== Your instructions ==
Among the lines below, count those with "Trabalhadores". Give the total alone.

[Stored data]
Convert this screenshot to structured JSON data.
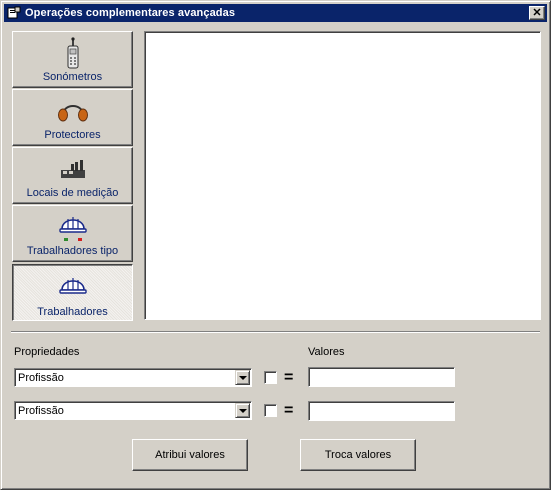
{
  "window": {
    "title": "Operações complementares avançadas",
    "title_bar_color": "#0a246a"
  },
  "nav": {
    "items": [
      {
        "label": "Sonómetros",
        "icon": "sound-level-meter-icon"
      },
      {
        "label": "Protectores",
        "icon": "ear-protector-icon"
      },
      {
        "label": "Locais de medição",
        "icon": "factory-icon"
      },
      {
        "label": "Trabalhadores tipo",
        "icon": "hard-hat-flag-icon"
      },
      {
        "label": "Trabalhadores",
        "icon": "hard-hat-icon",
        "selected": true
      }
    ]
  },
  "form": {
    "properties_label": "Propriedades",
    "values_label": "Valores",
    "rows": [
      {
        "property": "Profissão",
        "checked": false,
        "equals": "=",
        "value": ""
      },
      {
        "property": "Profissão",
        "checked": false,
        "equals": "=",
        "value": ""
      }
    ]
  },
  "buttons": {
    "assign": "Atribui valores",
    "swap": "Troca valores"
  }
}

--

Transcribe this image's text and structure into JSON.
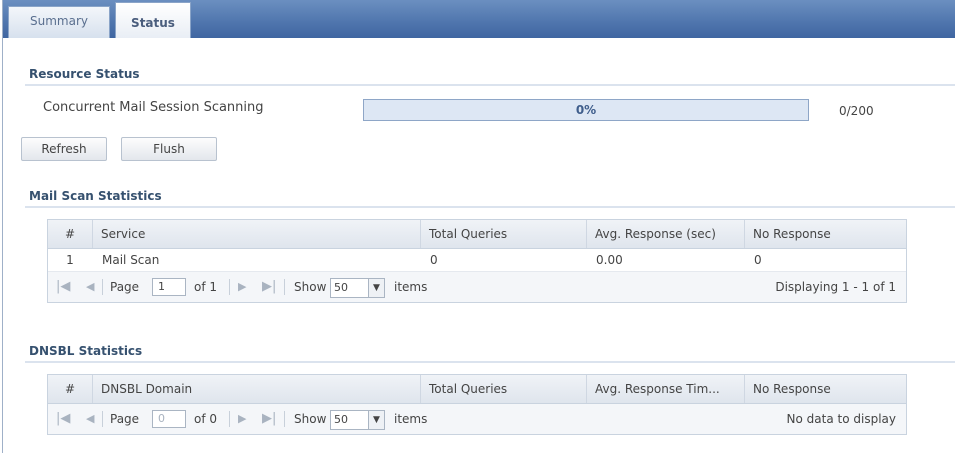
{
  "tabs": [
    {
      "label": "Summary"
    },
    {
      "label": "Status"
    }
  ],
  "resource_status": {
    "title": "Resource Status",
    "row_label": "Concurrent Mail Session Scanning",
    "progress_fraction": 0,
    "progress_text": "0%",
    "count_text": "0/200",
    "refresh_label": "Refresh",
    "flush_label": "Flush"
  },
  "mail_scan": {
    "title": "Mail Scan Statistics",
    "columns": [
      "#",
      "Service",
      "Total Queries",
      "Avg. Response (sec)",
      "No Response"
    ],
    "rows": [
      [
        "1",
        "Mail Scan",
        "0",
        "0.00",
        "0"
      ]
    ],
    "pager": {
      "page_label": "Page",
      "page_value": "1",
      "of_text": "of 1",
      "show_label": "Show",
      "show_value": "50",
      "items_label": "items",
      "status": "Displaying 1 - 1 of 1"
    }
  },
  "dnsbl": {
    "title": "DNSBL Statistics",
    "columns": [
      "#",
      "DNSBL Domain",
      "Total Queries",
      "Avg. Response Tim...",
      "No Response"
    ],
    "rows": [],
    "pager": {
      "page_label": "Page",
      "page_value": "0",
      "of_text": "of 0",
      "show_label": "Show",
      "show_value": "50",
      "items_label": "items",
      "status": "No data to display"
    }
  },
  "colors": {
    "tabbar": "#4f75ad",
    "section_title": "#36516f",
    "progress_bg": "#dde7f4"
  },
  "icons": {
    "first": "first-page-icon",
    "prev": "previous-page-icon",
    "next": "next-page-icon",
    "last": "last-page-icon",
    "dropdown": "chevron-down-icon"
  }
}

== Final result ==
2